▶ ENTRIES:
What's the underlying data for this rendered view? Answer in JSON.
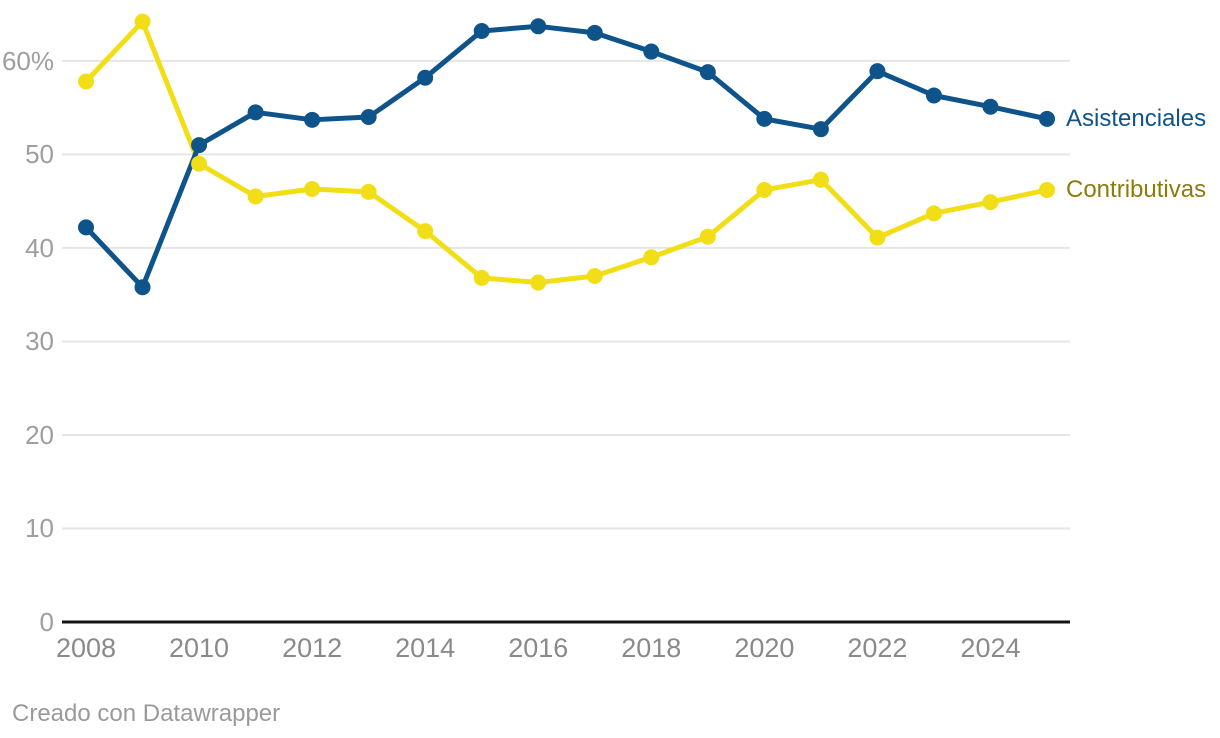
{
  "chart_data": {
    "type": "line",
    "x": [
      2008,
      2009,
      2010,
      2011,
      2012,
      2013,
      2014,
      2015,
      2016,
      2017,
      2018,
      2019,
      2020,
      2021,
      2022,
      2023,
      2024,
      2025
    ],
    "series": [
      {
        "name": "Asistenciales",
        "color": "#0e548b",
        "label_color": "#0e548b",
        "values": [
          42.2,
          35.8,
          51.0,
          54.5,
          53.7,
          54.0,
          58.2,
          63.2,
          63.7,
          63.0,
          61.0,
          58.8,
          53.8,
          52.7,
          58.9,
          56.3,
          55.1,
          53.8
        ]
      },
      {
        "name": "Contributivas",
        "color": "#f2de16",
        "label_color": "#8c7d0a",
        "values": [
          57.8,
          64.2,
          49.0,
          45.5,
          46.3,
          46.0,
          41.8,
          36.8,
          36.3,
          37.0,
          39.0,
          41.2,
          46.2,
          47.3,
          41.1,
          43.7,
          44.9,
          46.2
        ]
      }
    ],
    "yticks": [
      {
        "value": 0,
        "label": "0"
      },
      {
        "value": 10,
        "label": "10"
      },
      {
        "value": 20,
        "label": "20"
      },
      {
        "value": 30,
        "label": "30"
      },
      {
        "value": 40,
        "label": "40"
      },
      {
        "value": 50,
        "label": "50"
      },
      {
        "value": 60,
        "label": "60%"
      }
    ],
    "xticks": [
      2008,
      2010,
      2012,
      2014,
      2016,
      2018,
      2020,
      2022,
      2024
    ],
    "ylim": [
      0,
      66
    ],
    "xlim": [
      2008,
      2025
    ],
    "grid": true,
    "legend_position": "labels-at-line-ends-right"
  },
  "style": {
    "grid_color": "#e6e6e6",
    "axis_color": "#141414",
    "y_tick_color": "#9e9e9e",
    "x_tick_color": "#8a8a8a",
    "background": "#ffffff"
  },
  "attribution": {
    "text": "Creado con Datawrapper",
    "color": "#9a9a9a"
  }
}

▶ TASK INSTRUCTIONS: Go through the data above and transcribe it in full, omitting any image.

▶ PROBLEM SOLUTION:
What's the underlying data for this rendered view? Answer in JSON.
{
  "chart_data": {
    "type": "line",
    "x": [
      2008,
      2009,
      2010,
      2011,
      2012,
      2013,
      2014,
      2015,
      2016,
      2017,
      2018,
      2019,
      2020,
      2021,
      2022,
      2023,
      2024,
      2025
    ],
    "series": [
      {
        "name": "Asistenciales",
        "color": "#0e548b",
        "label_color": "#0e548b",
        "values": [
          42.2,
          35.8,
          51.0,
          54.5,
          53.7,
          54.0,
          58.2,
          63.2,
          63.7,
          63.0,
          61.0,
          58.8,
          53.8,
          52.7,
          58.9,
          56.3,
          55.1,
          53.8
        ]
      },
      {
        "name": "Contributivas",
        "color": "#f2de16",
        "label_color": "#8c7d0a",
        "values": [
          57.8,
          64.2,
          49.0,
          45.5,
          46.3,
          46.0,
          41.8,
          36.8,
          36.3,
          37.0,
          39.0,
          41.2,
          46.2,
          47.3,
          41.1,
          43.7,
          44.9,
          46.2
        ]
      }
    ],
    "yticks": [
      {
        "value": 0,
        "label": "0"
      },
      {
        "value": 10,
        "label": "10"
      },
      {
        "value": 20,
        "label": "20"
      },
      {
        "value": 30,
        "label": "30"
      },
      {
        "value": 40,
        "label": "40"
      },
      {
        "value": 50,
        "label": "50"
      },
      {
        "value": 60,
        "label": "60%"
      }
    ],
    "xticks": [
      2008,
      2010,
      2012,
      2014,
      2016,
      2018,
      2020,
      2022,
      2024
    ],
    "ylim": [
      0,
      66
    ],
    "xlim": [
      2008,
      2025
    ],
    "grid": true,
    "legend_position": "labels-at-line-ends-right"
  },
  "style": {
    "grid_color": "#e6e6e6",
    "axis_color": "#141414",
    "y_tick_color": "#9e9e9e",
    "x_tick_color": "#8a8a8a",
    "background": "#ffffff"
  },
  "attribution": {
    "text": "Creado con Datawrapper",
    "color": "#9a9a9a"
  }
}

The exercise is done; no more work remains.